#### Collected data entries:
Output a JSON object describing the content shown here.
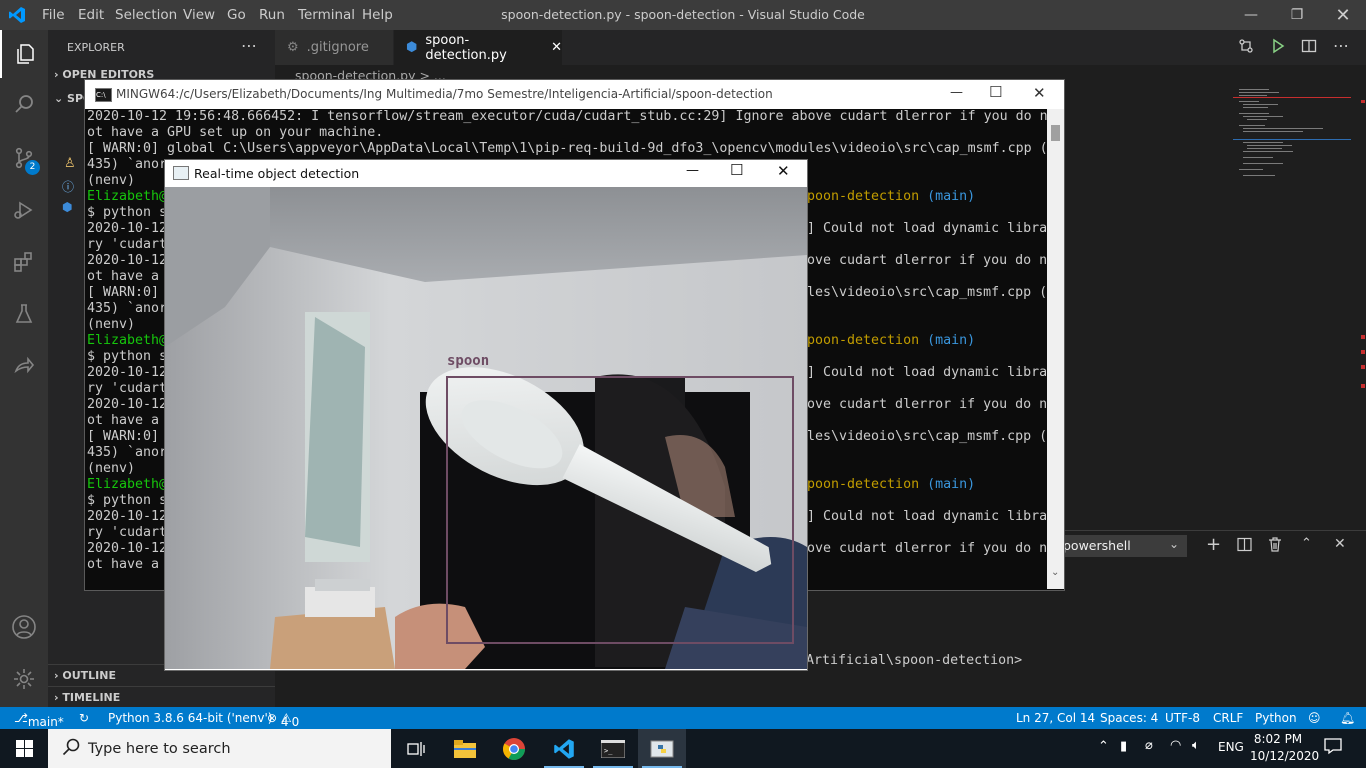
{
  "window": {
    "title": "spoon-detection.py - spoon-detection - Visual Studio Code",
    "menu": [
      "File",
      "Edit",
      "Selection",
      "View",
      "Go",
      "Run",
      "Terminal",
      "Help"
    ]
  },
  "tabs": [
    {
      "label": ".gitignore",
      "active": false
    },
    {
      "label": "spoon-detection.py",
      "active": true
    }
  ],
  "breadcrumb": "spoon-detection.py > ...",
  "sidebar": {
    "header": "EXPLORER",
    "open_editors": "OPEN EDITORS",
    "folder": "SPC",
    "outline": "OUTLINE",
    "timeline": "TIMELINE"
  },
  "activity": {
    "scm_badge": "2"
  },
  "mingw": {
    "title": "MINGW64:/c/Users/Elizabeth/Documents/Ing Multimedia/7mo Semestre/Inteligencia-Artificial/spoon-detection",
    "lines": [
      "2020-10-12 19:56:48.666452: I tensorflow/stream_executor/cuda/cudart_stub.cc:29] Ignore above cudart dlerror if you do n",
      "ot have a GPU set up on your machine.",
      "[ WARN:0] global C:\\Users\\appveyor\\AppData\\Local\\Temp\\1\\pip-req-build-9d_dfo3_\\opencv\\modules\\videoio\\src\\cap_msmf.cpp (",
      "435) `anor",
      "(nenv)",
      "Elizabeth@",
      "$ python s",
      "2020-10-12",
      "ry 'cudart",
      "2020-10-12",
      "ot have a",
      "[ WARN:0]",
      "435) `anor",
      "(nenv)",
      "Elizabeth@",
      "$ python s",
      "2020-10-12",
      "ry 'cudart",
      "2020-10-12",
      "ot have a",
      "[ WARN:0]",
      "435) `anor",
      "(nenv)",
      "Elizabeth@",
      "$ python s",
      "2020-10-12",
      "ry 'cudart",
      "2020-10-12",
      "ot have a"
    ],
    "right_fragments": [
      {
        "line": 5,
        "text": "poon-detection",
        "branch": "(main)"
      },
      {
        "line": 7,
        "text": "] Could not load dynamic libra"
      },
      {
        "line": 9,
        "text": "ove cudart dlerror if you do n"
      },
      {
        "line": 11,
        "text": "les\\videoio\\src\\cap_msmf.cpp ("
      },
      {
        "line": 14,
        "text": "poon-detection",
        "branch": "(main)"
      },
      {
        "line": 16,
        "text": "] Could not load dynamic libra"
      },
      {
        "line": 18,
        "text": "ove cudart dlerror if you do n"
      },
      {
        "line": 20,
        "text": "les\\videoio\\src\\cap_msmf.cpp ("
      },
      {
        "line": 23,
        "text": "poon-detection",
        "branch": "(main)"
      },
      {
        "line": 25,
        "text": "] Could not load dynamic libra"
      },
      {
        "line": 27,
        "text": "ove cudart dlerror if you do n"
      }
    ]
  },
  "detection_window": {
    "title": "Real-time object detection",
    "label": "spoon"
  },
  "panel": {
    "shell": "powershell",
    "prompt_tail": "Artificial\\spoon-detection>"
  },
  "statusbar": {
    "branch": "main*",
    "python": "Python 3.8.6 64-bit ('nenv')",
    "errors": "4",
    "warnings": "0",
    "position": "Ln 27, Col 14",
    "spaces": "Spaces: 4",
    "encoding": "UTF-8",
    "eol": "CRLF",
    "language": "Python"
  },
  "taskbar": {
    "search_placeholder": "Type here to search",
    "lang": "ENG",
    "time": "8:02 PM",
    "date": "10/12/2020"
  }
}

#### WRITTEN PROBLEM:
Search the data for "Users". Copy every line that has it.

#### SOLUTION TO THIS EXERCISE:
    "title": "MINGW64:/c/Users/Elizabeth/Documents/Ing Multimedia/7mo Semestre/Inteligencia-Artificial/spoon-detection",
      "[ WARN:0] global C:\\Users\\appveyor\\AppData\\Local\\Temp\\1\\pip-req-build-9d_dfo3_\\opencv\\modules\\videoio\\src\\cap_msmf.cpp (",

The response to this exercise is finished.